**WORK TO DO**.
Copy every line of the data exactly, leaving nothing out.

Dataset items
....................
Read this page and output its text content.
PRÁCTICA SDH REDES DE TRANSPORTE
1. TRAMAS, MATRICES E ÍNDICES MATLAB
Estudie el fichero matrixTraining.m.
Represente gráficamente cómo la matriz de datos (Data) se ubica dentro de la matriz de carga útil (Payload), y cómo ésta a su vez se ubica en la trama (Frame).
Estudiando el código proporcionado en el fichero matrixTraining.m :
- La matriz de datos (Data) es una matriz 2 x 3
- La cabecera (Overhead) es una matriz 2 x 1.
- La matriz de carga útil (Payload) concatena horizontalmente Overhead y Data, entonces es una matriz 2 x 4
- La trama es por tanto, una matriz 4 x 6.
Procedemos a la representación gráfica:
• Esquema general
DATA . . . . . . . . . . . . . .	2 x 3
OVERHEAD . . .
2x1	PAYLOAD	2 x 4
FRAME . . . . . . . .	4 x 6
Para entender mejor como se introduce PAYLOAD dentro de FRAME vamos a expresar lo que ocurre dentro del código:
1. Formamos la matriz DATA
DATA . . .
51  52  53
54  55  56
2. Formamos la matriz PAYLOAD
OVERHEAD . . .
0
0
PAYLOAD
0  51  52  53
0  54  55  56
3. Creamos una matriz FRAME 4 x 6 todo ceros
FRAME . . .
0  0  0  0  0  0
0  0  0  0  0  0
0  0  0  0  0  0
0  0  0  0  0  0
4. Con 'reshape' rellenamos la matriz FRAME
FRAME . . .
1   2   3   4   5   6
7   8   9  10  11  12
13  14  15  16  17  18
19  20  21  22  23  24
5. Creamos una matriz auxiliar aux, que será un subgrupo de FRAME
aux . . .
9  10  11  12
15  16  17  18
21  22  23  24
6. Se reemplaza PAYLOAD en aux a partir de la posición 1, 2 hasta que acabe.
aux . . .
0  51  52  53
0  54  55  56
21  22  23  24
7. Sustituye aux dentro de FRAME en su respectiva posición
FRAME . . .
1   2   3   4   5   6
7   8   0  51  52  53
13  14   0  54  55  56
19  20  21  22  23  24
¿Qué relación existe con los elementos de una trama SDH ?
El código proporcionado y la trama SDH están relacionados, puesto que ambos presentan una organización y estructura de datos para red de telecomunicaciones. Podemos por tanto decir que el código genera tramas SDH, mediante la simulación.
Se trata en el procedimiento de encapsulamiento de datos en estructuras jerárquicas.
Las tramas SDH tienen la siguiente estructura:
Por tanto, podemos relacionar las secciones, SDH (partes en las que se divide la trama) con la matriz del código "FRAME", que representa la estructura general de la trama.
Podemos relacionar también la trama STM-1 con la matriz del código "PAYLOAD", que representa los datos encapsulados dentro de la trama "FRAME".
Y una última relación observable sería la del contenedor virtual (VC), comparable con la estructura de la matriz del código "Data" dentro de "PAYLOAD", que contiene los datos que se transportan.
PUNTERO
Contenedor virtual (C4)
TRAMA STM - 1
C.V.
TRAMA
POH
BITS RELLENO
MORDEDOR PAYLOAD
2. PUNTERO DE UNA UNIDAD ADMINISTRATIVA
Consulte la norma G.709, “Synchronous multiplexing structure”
....................
**RESPONSE TO THE EXERCISE**.
Read this page and output its text content.
PRÁCTICA SDH REDES DE TRANSPORTE
1. TRAMAS, MATRICES E ÍNDICES MATLAB
Estudie el fichero matrixTraining.m.
Represente gráficamente cómo la matriz de datos (Data) se ubica dentro de la matriz de carga útil (Payload), y cómo ésta a su vez se ubica en la trama (Frame).
Estudiando el código proporcionado en el fichero matrixTraining.m :
- La matriz de datos (Data) es una matriz 2 x 3
- La cabecera (Overhead) es una matriz 2 x 1.
- La matriz de carga útil (Payload) concatena horizontalmente Overhead y Data, entonces es una matriz 2 x 4
- La trama es por tanto, una matriz 4 x 6.
Procedemos a la representación gráfica:
• Esquema general
DATA . . . . . . . . . . . . . .	2 x 3
OVERHEAD . . .
2x1	PAYLOAD	2 x 4
FRAME . . . . . . . .	4 x 6
Para entender mejor como se introduce PAYLOAD dentro de FRAME vamos a expresar lo que ocurre dentro del código:
1. Formamos la matriz DATA
DATA . . .
51  52  53
54  55  56
2. Formamos la matriz PAYLOAD
OVERHEAD . . .
0
0
PAYLOAD
0  51  52  53
0  54  55  56
3. Creamos una matriz FRAME 4 x 6 todo ceros
FRAME . . .
0  0  0  0  0  0
0  0  0  0  0  0
0  0  0  0  0  0
0  0  0  0  0  0
4. Con 'reshape' rellenamos la matriz FRAME
FRAME . . .
1   2   3   4   5   6
7   8   9  10  11  12
13  14  15  16  17  18
19  20  21  22  23  24
5. Creamos una matriz auxiliar aux, que será un subgrupo de FRAME
aux . . .
9  10  11  12
15  16  17  18
21  22  23  24
6. Se reemplaza PAYLOAD en aux a partir de la posición 1, 2 hasta que acabe.
aux . . .
0  51  52  53
0  54  55  56
21  22  23  24
7. Sustituye aux dentro de FRAME en su respectiva posición
FRAME . . .
1   2   3   4   5   6
7   8   0  51  52  53
13  14   0  54  55  56
19  20  21  22  23  24
¿Qué relación existe con los elementos de una trama SDH ?
El código proporcionado y la trama SDH están relacionados, puesto que ambos presentan una organización y estructura de datos para red de telecomunicaciones. Podemos por tanto decir que el código genera tramas SDH, mediante la simulación.
Se trata en el procedimiento de encapsulamiento de datos en estructuras jerárquicas.
Las tramas SDH tienen la siguiente estructura:
Por tanto, podemos relacionar las secciones, SDH (partes en las que se divide la trama) con la matriz del código "FRAME", que representa la estructura general de la trama.
Podemos relacionar también la trama STM-1 con la matriz del código "PAYLOAD", que representa los datos encapsulados dentro de la trama "FRAME".
Y una última relación observable sería la del contenedor virtual (VC), comparable con la estructura de la matriz del código "Data" dentro de "PAYLOAD", que contiene los datos que se transportan.
PUNTERO
Contenedor virtual (C4)
TRAMA STM - 1
C.V.
TRAMA
POH
BITS RELLENO
MORDEDOR PAYLOAD
2. PUNTERO DE UNA UNIDAD ADMINISTRATIVA
Consulte la norma G.709, “Synchronous multiplexing structure”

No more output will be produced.